- **What you have to do**: Go through the records and copy each line where the word "дизель" occurs.

- **Raw records**:
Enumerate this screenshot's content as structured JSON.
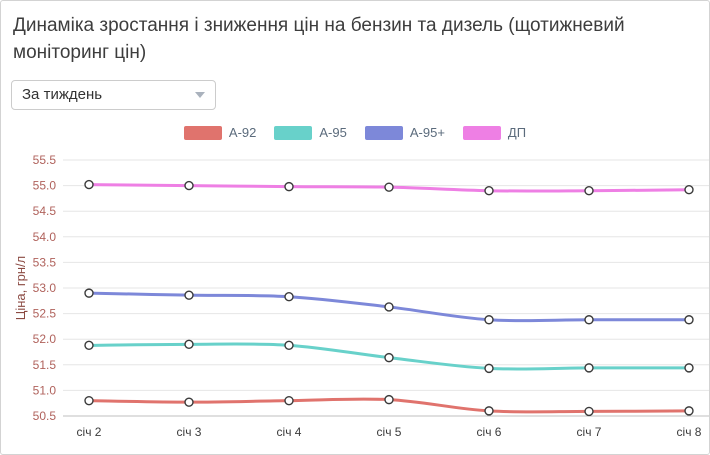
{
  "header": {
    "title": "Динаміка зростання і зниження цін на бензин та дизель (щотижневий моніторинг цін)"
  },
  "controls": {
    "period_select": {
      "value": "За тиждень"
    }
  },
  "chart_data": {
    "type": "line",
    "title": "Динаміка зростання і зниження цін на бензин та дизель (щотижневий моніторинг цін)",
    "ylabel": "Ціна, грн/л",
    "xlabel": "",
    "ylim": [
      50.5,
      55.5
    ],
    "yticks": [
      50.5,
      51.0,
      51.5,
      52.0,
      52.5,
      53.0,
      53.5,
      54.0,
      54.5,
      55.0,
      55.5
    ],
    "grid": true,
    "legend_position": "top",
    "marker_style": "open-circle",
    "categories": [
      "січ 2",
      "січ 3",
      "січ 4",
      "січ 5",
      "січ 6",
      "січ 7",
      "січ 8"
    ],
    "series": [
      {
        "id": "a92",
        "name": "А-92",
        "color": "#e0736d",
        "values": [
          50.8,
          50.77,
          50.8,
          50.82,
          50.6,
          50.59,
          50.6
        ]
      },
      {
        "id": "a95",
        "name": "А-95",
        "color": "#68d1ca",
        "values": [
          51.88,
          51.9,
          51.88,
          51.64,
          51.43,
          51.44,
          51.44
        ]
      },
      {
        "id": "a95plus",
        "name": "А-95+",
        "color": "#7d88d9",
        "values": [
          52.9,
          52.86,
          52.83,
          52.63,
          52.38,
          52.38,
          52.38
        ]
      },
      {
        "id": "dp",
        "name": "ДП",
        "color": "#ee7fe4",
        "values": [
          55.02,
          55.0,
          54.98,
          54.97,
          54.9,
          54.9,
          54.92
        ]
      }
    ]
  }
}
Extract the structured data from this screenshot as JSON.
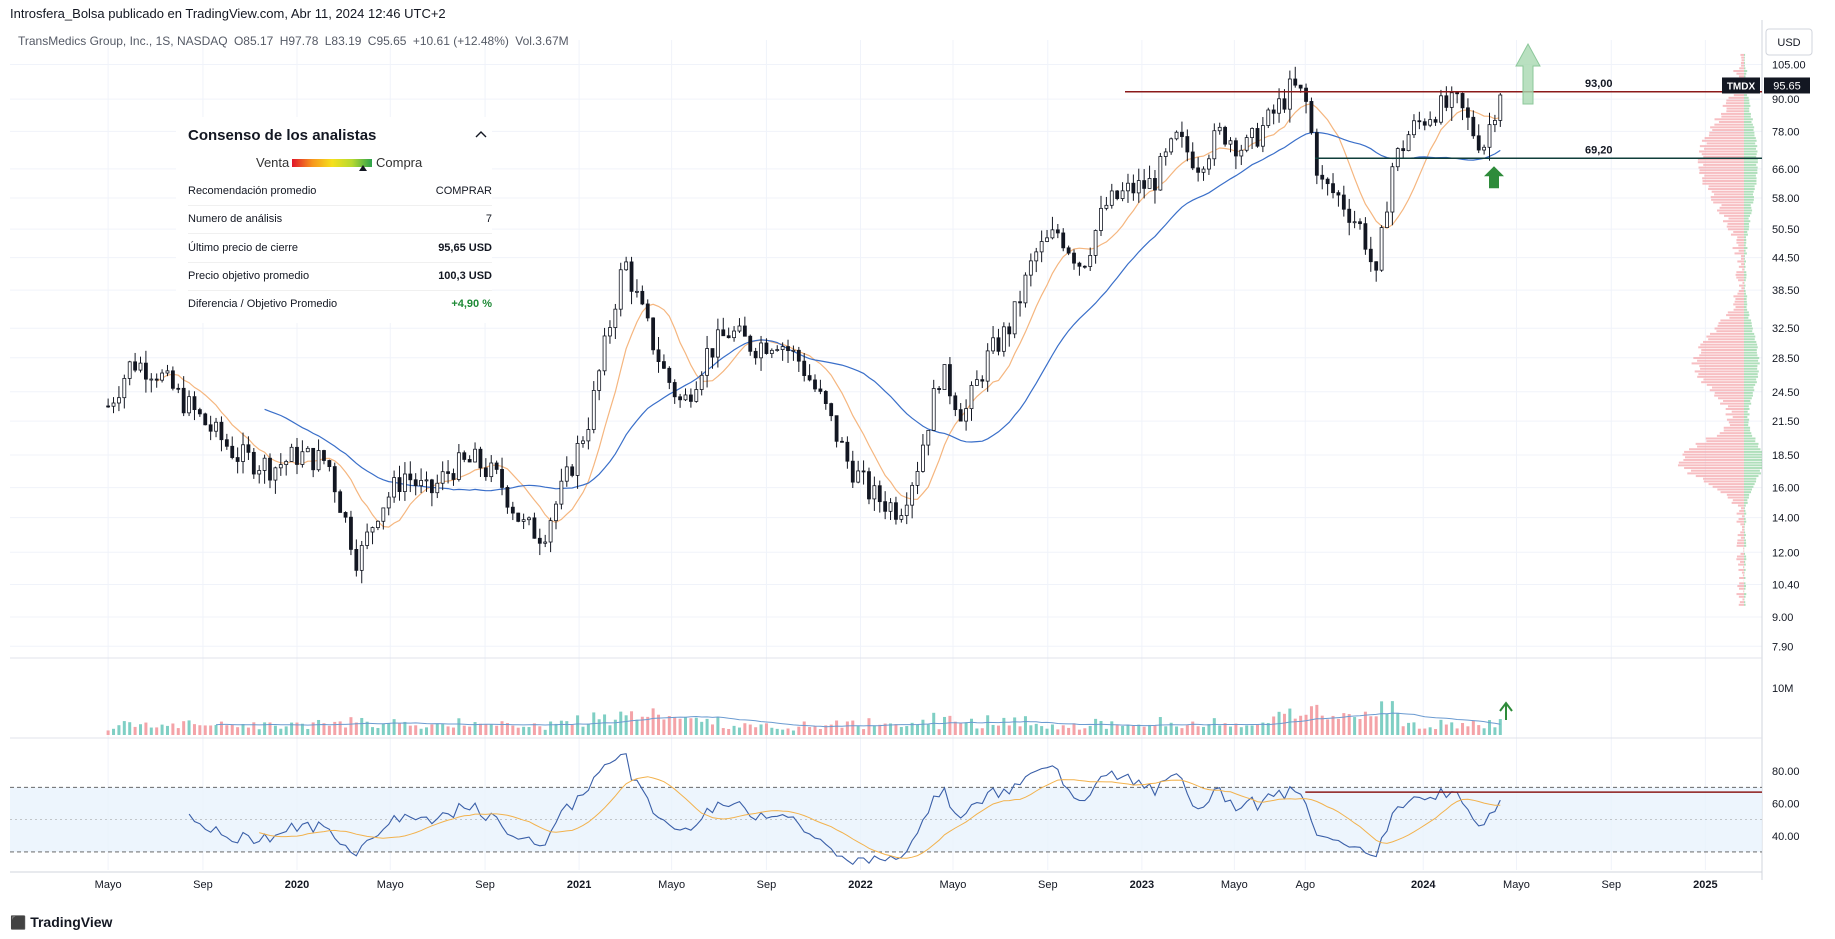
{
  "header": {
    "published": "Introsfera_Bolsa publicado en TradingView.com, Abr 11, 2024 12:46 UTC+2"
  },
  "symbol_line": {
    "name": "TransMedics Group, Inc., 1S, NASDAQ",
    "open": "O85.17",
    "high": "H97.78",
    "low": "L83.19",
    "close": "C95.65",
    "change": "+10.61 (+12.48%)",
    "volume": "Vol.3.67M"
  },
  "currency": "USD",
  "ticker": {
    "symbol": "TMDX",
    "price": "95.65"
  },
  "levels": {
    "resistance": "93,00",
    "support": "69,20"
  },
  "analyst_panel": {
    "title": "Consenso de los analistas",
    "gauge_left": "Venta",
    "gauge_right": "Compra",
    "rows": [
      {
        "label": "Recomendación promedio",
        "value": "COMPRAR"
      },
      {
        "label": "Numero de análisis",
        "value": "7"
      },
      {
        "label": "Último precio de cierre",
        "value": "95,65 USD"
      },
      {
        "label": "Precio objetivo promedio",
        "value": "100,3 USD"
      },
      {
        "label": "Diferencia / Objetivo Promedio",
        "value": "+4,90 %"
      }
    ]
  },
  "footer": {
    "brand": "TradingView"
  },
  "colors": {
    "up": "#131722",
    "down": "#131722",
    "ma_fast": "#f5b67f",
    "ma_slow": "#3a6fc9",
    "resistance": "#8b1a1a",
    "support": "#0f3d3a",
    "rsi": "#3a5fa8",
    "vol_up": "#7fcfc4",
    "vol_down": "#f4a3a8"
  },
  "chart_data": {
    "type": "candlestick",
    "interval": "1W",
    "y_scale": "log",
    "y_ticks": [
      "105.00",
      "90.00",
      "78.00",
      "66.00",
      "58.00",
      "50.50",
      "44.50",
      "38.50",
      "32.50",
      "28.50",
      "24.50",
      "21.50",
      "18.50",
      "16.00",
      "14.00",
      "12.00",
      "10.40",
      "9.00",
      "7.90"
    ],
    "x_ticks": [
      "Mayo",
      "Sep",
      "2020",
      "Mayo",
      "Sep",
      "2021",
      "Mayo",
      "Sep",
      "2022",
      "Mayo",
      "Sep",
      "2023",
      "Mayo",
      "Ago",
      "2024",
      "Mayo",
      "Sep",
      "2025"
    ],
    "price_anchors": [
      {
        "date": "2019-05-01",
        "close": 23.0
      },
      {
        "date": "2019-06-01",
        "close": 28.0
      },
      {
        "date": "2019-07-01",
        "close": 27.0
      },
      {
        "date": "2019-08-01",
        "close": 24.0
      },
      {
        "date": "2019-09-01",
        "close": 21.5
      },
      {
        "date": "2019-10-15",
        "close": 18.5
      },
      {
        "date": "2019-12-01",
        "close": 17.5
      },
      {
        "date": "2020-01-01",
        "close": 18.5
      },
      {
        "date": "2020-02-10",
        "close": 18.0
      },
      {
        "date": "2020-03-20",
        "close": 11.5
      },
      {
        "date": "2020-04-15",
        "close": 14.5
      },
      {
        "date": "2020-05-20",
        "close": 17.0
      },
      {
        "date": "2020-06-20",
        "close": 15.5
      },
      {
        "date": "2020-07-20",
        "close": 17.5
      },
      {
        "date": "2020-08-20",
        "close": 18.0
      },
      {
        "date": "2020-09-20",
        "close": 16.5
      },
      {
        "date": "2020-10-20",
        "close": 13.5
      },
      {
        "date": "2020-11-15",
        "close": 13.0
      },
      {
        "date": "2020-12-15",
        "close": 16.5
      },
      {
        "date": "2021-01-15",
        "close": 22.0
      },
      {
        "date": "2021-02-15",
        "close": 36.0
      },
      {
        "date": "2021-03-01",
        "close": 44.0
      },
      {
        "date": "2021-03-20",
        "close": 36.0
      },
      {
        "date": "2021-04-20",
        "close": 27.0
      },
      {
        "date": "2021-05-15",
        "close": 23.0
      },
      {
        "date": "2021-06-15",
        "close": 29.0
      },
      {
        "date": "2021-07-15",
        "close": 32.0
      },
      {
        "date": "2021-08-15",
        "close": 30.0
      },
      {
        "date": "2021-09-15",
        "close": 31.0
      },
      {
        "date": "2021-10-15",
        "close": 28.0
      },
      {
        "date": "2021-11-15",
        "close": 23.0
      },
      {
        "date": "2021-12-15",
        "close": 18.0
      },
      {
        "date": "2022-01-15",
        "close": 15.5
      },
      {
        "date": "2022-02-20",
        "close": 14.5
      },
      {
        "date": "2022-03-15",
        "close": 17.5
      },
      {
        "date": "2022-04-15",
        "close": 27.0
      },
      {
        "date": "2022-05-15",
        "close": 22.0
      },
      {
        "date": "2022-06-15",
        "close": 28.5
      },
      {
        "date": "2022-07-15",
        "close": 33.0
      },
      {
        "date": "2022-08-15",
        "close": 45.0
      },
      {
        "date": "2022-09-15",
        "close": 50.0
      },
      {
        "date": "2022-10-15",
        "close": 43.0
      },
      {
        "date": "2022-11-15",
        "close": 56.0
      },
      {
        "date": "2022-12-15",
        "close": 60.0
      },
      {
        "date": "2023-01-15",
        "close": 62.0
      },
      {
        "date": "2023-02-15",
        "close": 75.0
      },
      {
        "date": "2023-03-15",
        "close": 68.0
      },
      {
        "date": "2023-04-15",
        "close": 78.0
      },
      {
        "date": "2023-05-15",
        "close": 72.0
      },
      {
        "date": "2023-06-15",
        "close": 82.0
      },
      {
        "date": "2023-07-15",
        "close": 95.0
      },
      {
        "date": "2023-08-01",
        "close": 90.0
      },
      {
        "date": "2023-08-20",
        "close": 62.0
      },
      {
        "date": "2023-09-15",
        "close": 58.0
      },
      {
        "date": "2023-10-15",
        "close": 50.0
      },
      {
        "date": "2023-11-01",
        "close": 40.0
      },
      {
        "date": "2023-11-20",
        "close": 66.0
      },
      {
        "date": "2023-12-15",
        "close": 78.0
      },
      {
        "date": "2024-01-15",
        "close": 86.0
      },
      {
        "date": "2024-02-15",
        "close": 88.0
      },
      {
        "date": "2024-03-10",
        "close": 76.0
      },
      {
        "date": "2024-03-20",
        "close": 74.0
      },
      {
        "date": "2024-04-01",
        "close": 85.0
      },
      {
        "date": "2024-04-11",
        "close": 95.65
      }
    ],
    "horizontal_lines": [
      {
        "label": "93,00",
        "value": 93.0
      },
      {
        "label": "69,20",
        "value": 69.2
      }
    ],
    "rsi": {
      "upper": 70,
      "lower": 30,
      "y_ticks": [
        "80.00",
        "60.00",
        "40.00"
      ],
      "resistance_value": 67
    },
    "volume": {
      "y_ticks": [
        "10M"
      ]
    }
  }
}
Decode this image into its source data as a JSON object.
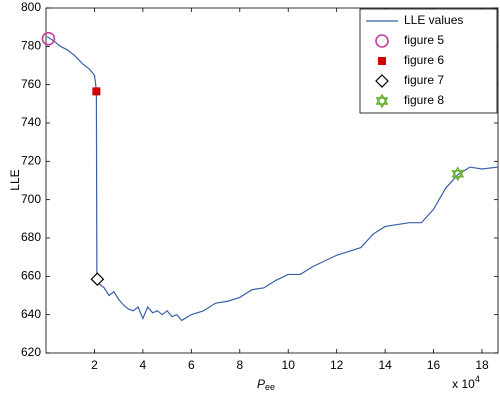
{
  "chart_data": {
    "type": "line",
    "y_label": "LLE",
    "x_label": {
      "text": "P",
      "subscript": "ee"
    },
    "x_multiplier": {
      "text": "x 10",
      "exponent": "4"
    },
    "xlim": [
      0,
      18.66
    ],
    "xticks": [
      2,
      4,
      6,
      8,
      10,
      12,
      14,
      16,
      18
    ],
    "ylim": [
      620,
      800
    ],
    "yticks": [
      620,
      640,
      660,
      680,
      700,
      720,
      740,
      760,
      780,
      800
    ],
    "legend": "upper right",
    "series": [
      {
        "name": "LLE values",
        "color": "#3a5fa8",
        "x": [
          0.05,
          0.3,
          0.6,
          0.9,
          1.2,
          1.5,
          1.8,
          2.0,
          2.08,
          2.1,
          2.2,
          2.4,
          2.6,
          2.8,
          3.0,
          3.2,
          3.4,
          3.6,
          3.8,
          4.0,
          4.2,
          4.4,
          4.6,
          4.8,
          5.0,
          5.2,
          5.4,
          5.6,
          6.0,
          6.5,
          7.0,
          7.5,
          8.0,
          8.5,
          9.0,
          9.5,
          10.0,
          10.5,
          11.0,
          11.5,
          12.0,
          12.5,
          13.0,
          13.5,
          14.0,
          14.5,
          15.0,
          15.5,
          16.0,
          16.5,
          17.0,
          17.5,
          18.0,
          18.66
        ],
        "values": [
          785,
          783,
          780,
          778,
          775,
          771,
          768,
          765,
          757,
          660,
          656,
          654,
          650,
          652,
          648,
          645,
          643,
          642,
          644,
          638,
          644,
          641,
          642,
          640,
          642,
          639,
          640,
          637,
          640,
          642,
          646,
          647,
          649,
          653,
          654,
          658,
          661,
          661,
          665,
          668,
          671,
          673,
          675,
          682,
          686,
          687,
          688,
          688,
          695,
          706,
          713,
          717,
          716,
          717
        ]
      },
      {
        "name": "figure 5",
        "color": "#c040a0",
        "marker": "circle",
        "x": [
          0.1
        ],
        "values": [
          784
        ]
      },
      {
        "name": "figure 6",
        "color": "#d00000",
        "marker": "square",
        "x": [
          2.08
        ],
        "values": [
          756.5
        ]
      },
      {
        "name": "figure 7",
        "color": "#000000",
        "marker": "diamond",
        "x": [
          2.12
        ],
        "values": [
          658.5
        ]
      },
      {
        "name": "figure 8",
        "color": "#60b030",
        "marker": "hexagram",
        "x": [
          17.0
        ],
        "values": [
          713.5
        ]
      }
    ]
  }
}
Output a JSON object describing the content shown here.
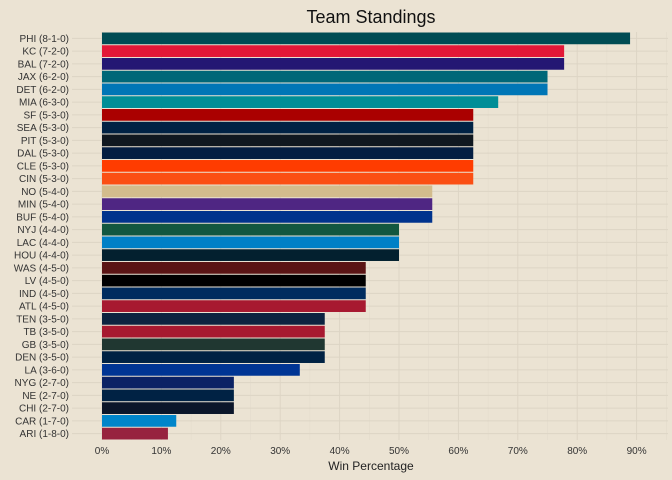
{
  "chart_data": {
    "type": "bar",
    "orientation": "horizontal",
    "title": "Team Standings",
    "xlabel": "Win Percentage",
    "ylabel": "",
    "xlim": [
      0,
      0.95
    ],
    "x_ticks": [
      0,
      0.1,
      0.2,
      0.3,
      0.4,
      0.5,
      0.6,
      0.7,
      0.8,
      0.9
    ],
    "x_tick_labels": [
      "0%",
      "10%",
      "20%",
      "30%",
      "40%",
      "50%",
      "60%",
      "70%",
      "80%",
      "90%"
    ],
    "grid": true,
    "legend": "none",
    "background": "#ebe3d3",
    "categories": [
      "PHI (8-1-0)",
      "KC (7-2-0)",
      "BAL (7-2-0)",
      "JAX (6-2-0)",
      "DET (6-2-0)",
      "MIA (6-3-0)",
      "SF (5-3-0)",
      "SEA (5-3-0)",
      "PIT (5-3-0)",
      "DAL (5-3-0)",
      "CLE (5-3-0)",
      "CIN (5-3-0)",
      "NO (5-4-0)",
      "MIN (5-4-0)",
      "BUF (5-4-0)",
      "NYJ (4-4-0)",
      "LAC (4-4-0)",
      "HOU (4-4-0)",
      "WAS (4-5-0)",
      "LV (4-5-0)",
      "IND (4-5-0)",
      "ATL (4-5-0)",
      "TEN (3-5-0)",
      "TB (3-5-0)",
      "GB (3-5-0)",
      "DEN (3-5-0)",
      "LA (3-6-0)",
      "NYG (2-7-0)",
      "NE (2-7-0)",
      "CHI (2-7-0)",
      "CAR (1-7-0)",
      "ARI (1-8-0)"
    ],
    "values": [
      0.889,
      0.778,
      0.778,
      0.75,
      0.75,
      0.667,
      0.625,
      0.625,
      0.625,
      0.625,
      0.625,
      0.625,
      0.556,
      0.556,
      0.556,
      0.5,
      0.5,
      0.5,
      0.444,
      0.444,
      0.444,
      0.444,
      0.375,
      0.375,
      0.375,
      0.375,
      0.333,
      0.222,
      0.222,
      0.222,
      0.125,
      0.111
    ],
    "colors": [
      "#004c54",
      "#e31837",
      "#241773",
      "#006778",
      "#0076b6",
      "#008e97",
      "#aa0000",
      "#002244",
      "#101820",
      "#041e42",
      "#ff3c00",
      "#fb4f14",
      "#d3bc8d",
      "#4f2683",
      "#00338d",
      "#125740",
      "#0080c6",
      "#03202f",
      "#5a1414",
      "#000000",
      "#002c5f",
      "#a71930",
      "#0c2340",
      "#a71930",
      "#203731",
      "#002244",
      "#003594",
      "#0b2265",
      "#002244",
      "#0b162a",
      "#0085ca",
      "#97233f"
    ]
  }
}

- **Final result**:
    "title": "Динаміка зростання і зниження цін на бензин та дизель (щотижневий моніторинг цін)"
    "title": "Динаміка зростання і зниження цін на бензин та дизель (щотижневий моніторинг цін)",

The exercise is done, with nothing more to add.